### EXERCISE DIRECTIONS:
For the records below, say how many lines contain the string "label". Give the number only.

[Stored data]
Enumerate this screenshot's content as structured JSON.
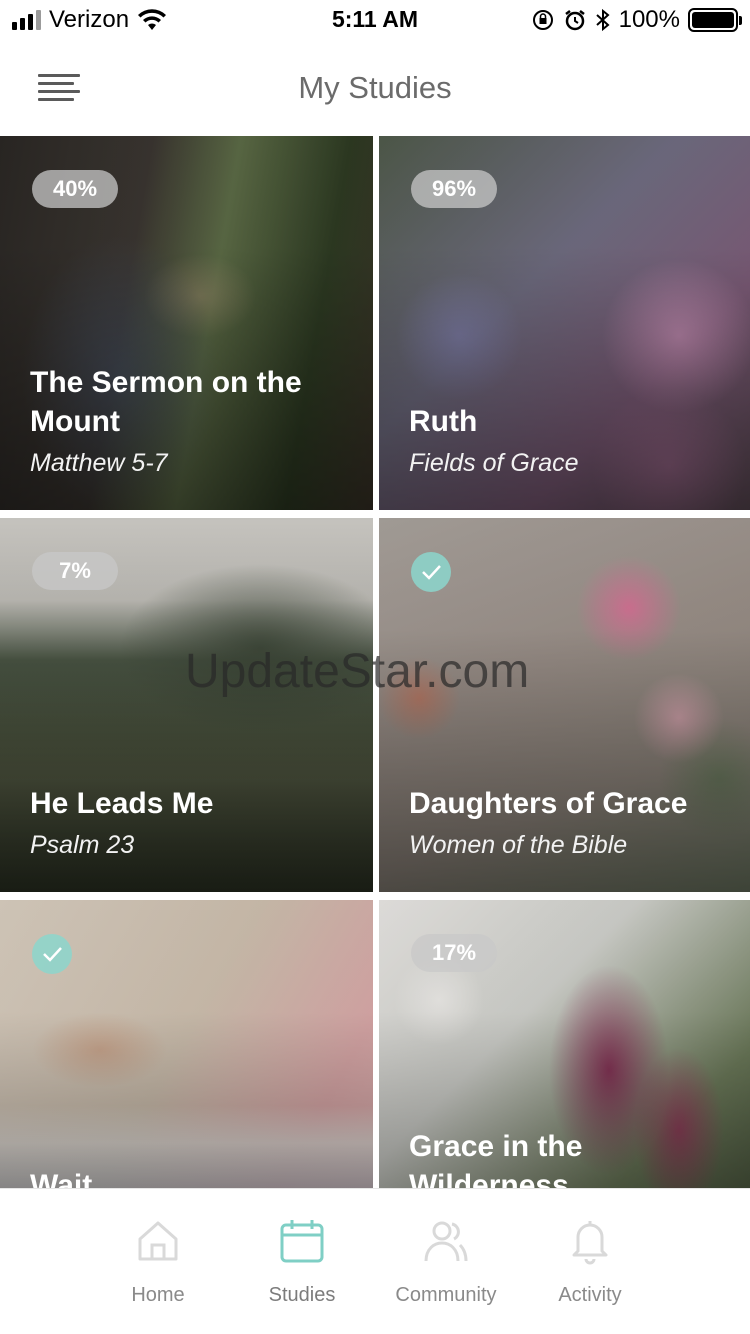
{
  "status_bar": {
    "carrier": "Verizon",
    "time": "5:11 AM",
    "battery": "100%"
  },
  "header": {
    "title": "My Studies"
  },
  "studies": [
    {
      "title": "The Sermon on the Mount",
      "subtitle": "Matthew 5-7",
      "progress": "40%",
      "completed": false
    },
    {
      "title": "Ruth",
      "subtitle": "Fields of Grace",
      "progress": "96%",
      "completed": false
    },
    {
      "title": "He Leads Me",
      "subtitle": "Psalm 23",
      "progress": "7%",
      "completed": false
    },
    {
      "title": "Daughters of Grace",
      "subtitle": "Women of the Bible",
      "progress": "",
      "completed": true
    },
    {
      "title": "Wait",
      "subtitle": "",
      "progress": "",
      "completed": true
    },
    {
      "title": "Grace in the Wilderness",
      "subtitle": "",
      "progress": "17%",
      "completed": false
    }
  ],
  "watermark": "UpdateStar.com",
  "tabs": [
    {
      "label": "Home",
      "icon": "home-icon"
    },
    {
      "label": "Studies",
      "icon": "calendar-icon",
      "active": true
    },
    {
      "label": "Community",
      "icon": "people-icon"
    },
    {
      "label": "Activity",
      "icon": "bell-icon"
    }
  ],
  "colors": {
    "accent": "#7fcfc5",
    "inactive_icon": "#d9d9d9"
  }
}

### EXPECTED ANSWER:
4